TASK STATEMENT: Reproduce all lines of the listing below in which the word "JSON" occurs.

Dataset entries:
----
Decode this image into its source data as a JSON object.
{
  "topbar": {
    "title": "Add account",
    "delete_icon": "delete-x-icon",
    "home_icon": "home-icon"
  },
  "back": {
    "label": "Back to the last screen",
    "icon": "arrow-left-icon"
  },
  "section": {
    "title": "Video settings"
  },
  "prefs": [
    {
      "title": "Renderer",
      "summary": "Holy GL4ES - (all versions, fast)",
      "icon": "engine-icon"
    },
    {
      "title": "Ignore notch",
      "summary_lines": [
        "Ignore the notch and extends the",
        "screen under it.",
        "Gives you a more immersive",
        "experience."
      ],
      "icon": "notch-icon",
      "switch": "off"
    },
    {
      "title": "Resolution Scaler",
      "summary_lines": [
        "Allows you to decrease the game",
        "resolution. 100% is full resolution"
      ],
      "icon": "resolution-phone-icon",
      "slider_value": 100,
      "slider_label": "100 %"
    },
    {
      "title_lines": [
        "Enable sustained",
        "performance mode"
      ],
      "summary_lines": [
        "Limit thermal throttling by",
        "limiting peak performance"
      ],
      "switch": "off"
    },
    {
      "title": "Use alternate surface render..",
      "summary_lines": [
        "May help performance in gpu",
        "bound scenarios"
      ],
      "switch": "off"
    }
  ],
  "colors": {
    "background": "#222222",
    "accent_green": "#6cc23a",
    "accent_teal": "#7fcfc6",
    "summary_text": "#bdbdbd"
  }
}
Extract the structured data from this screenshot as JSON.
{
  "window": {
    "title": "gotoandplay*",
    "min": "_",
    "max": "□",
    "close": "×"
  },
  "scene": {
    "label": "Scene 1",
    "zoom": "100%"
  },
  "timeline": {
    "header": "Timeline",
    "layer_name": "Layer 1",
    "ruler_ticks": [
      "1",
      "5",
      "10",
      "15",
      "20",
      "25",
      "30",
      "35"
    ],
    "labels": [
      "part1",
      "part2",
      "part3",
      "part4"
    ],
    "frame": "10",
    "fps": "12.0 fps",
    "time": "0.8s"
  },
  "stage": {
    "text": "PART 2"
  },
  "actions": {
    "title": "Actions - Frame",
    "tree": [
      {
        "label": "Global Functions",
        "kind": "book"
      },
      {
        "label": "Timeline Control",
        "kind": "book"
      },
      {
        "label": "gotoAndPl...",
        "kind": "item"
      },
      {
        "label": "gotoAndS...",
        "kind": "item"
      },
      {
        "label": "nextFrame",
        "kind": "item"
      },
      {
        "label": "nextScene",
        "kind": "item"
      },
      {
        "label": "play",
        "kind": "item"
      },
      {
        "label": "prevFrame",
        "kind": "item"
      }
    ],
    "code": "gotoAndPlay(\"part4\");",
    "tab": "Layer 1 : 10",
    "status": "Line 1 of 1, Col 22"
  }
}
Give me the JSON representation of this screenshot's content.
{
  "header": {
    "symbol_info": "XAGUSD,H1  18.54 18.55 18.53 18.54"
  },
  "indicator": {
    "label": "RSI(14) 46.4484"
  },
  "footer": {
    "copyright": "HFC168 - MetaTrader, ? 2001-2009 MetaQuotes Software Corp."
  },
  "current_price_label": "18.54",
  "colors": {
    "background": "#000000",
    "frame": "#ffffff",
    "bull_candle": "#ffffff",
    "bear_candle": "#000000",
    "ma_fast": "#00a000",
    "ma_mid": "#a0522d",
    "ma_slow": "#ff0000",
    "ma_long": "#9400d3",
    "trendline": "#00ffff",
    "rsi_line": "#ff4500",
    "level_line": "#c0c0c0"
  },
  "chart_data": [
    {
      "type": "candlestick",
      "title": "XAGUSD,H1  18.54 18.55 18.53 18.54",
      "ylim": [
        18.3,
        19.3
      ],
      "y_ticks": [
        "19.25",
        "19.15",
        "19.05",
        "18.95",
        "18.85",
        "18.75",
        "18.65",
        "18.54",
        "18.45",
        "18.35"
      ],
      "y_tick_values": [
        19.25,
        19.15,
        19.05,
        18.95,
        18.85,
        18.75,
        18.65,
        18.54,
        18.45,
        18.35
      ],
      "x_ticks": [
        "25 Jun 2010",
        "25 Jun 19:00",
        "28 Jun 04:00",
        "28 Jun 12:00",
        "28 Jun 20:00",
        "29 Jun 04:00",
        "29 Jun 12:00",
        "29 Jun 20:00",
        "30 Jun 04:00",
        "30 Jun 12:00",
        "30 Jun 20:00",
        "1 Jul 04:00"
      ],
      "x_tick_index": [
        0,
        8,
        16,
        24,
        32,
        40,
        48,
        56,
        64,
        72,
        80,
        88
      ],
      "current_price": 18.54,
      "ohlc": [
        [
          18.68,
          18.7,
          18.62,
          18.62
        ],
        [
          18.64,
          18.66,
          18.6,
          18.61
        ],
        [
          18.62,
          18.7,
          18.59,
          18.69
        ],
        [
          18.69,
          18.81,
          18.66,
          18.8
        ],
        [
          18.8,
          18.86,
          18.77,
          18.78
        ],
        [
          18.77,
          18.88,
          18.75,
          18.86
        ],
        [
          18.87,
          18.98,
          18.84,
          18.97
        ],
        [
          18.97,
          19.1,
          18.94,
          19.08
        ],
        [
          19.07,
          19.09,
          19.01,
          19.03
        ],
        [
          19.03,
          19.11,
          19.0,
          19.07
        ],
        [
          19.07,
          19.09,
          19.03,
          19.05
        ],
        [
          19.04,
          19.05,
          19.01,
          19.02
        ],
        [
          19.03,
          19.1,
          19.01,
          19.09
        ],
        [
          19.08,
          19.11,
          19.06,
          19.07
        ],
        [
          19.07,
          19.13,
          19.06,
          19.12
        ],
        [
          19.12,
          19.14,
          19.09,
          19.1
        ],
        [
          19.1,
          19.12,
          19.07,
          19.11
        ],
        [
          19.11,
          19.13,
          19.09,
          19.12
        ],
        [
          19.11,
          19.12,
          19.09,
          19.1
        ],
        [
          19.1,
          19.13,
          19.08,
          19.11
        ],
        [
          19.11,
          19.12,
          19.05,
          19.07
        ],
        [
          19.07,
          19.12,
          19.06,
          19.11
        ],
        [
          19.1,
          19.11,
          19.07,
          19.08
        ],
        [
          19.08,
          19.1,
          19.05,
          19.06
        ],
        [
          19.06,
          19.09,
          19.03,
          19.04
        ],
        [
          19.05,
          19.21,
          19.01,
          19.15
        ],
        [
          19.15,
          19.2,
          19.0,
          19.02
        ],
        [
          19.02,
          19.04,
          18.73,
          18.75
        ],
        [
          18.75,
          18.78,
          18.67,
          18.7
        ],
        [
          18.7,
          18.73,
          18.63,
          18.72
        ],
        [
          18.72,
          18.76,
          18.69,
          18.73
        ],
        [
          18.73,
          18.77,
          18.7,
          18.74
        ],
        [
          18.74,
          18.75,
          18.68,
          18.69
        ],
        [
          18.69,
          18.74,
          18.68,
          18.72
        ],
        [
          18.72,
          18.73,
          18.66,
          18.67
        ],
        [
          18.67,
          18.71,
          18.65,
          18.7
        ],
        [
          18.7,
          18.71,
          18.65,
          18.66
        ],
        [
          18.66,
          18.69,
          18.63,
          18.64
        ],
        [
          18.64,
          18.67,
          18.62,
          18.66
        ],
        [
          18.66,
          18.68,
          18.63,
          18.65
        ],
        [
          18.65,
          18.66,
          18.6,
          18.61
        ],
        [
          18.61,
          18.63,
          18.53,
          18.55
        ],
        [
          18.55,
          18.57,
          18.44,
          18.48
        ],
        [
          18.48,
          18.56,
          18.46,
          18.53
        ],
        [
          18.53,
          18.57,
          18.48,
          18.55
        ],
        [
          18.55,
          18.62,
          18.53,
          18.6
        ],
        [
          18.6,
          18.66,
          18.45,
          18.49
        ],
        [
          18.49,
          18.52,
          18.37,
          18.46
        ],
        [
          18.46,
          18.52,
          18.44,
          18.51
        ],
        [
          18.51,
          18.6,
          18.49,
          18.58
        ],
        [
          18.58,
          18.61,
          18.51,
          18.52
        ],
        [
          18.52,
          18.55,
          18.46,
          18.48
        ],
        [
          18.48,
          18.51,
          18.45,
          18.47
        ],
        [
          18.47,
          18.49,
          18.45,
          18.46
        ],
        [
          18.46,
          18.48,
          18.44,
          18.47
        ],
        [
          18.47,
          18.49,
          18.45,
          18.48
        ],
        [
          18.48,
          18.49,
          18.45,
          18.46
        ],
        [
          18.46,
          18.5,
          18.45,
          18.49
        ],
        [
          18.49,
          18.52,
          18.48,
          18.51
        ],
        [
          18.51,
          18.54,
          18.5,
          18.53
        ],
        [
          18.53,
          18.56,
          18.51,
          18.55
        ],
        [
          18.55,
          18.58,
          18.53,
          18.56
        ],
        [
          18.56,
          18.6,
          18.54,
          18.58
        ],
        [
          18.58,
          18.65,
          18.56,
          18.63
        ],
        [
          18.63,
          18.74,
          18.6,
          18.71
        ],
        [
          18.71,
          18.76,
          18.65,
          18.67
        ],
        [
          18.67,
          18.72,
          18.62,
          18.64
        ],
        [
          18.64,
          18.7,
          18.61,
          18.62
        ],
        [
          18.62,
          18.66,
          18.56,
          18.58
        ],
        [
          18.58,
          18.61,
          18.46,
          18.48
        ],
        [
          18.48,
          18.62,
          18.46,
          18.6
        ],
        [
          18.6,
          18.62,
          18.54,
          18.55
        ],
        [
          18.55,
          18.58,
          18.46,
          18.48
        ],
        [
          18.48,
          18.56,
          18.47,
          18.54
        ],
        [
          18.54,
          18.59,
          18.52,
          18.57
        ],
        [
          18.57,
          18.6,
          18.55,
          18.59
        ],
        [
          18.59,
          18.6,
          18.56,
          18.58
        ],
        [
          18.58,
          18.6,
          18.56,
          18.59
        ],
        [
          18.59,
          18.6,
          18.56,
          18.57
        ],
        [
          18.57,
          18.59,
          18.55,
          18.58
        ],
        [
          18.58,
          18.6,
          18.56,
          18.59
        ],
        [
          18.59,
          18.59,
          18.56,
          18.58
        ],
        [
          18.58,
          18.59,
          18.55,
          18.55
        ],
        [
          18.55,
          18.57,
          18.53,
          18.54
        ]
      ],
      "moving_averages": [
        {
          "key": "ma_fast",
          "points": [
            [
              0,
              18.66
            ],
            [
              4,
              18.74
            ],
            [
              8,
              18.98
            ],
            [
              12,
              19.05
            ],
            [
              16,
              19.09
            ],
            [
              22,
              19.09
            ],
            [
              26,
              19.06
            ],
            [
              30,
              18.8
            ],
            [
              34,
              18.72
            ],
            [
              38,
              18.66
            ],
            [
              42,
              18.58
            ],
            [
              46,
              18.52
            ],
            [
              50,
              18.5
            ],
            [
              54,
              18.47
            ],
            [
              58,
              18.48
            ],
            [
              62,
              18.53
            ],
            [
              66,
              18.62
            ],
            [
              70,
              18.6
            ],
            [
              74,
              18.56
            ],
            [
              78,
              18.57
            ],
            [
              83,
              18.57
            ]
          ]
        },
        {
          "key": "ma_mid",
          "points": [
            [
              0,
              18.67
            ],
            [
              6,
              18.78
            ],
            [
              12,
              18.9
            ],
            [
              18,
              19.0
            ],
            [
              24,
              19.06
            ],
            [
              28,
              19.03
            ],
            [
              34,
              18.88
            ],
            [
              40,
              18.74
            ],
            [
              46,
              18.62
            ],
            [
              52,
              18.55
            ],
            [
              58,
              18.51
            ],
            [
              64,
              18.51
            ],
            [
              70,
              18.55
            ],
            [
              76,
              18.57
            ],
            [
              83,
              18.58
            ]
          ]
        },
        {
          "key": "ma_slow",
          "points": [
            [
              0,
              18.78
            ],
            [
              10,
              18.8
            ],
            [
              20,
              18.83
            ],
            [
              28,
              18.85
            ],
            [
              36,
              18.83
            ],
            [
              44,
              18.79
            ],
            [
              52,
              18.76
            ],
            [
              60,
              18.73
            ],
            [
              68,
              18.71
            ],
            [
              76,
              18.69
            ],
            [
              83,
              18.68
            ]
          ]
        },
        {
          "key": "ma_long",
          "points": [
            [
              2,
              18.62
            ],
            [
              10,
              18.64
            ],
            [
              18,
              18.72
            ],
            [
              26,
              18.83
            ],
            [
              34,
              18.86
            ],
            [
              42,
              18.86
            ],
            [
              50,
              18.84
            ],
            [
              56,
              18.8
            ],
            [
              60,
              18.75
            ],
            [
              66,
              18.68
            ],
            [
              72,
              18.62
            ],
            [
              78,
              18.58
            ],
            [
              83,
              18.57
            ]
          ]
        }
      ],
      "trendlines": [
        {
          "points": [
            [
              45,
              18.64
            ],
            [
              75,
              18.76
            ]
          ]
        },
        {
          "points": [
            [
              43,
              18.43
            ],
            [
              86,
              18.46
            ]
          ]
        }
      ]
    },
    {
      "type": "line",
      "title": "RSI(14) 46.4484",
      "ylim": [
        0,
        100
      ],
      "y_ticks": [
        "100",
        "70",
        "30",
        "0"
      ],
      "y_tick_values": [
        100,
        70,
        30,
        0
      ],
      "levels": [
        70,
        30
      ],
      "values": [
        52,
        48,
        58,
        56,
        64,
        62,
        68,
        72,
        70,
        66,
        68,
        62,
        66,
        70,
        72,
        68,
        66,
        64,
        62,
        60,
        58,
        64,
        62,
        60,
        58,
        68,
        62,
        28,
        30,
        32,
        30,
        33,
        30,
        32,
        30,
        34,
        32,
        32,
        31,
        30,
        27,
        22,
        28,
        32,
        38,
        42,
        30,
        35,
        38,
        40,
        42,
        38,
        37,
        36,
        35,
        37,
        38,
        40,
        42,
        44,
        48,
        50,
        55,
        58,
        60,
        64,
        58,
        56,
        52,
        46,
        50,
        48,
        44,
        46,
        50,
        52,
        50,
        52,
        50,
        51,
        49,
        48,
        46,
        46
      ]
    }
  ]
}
----
FINAL RESULT:
Decode this image into its source data as a JSON object.
Extract the structured data from this screenshot as JSON.
Give me the JSON representation of this screenshot's content.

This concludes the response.